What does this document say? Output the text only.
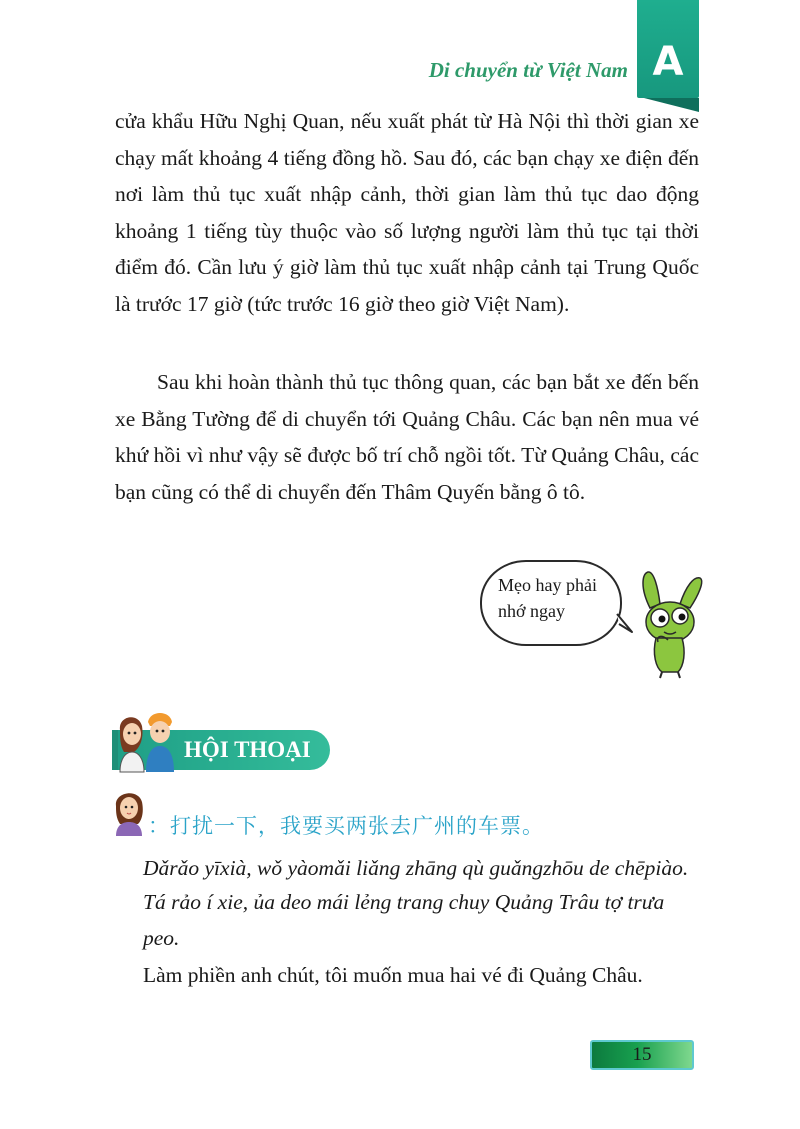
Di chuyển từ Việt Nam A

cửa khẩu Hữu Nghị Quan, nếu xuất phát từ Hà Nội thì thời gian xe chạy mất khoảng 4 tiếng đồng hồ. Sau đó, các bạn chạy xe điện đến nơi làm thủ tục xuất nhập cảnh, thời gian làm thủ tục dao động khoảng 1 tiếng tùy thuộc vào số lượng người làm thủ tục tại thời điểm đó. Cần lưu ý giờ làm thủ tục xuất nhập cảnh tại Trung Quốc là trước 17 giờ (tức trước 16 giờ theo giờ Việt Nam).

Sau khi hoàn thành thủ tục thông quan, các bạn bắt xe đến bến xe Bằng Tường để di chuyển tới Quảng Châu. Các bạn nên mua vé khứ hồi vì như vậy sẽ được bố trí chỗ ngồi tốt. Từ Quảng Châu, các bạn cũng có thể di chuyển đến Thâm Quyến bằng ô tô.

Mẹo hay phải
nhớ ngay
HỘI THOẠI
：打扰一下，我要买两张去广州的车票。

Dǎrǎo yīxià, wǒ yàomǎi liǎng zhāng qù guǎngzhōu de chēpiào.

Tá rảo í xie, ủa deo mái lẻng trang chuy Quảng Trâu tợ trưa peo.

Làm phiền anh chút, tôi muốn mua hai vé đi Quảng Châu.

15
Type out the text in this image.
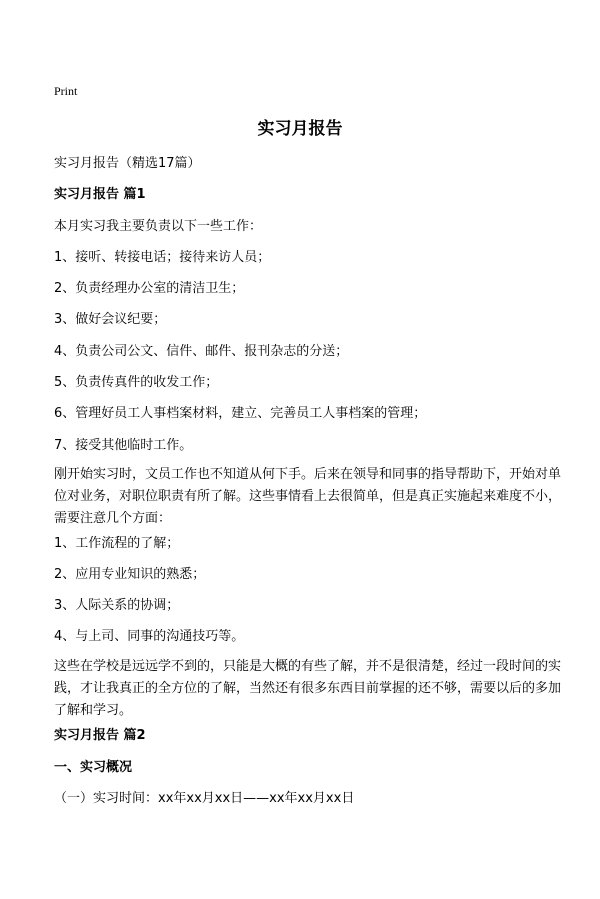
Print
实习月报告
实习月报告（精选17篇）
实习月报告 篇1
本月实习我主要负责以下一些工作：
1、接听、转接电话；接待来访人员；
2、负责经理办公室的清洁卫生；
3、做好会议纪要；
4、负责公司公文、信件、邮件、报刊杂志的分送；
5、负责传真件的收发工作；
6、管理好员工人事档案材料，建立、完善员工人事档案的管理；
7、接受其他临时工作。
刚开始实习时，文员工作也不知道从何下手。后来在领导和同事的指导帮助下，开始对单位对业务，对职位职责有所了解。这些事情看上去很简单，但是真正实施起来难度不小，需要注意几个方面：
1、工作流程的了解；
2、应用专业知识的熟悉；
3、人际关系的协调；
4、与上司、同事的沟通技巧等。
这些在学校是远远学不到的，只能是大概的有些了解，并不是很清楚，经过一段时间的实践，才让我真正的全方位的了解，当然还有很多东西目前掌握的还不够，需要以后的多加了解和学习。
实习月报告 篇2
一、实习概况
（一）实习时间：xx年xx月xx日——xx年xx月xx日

________

• **What this task involves**
With the pictures left out, transcribe the material exactly.

• **Response to this exercise**
What does this document say? Output the text only.
Di chuyển từ Việt Nam A

cửa khẩu Hữu Nghị Quan, nếu xuất phát từ Hà Nội thì thời gian xe chạy mất khoảng 4 tiếng đồng hồ. Sau đó, các bạn chạy xe điện đến nơi làm thủ tục xuất nhập cảnh, thời gian làm thủ tục dao động khoảng 1 tiếng tùy thuộc vào số lượng người làm thủ tục tại thời điểm đó. Cần lưu ý giờ làm thủ tục xuất nhập cảnh tại Trung Quốc là trước 17 giờ (tức trước 16 giờ theo giờ Việt Nam).

Sau khi hoàn thành thủ tục thông quan, các bạn bắt xe đến bến xe Bằng Tường để di chuyển tới Quảng Châu. Các bạn nên mua vé khứ hồi vì như vậy sẽ được bố trí chỗ ngồi tốt. Từ Quảng Châu, các bạn cũng có thể di chuyển đến Thâm Quyến bằng ô tô.

Mẹo hay phải
nhớ ngay
HỘI THOẠI
：打扰一下，我要买两张去广州的车票。

Dǎrǎo yīxià, wǒ yàomǎi liǎng zhāng qù guǎngzhōu de chēpiào.

Tá rảo í xie, ủa deo mái lẻng trang chuy Quảng Trâu tợ trưa peo.

Làm phiền anh chút, tôi muốn mua hai vé đi Quảng Châu.

15
Type out the text in this image.
Print
实习月报告
实习月报告（精选17篇）
实习月报告 篇1
本月实习我主要负责以下一些工作：
1、接听、转接电话；接待来访人员；
2、负责经理办公室的清洁卫生；
3、做好会议纪要；
4、负责公司公文、信件、邮件、报刊杂志的分送；
5、负责传真件的收发工作；
6、管理好员工人事档案材料，建立、完善员工人事档案的管理；
7、接受其他临时工作。
刚开始实习时，文员工作也不知道从何下手。后来在领导和同事的指导帮助下，开始对单位对业务，对职位职责有所了解。这些事情看上去很简单，但是真正实施起来难度不小，需要注意几个方面：
1、工作流程的了解；
2、应用专业知识的熟悉；
3、人际关系的协调；
4、与上司、同事的沟通技巧等。
这些在学校是远远学不到的，只能是大概的有些了解，并不是很清楚，经过一段时间的实践，才让我真正的全方位的了解，当然还有很多东西目前掌握的还不够，需要以后的多加了解和学习。
实习月报告 篇2
一、实习概况
（一）实习时间：xx年xx月xx日——xx年xx月xx日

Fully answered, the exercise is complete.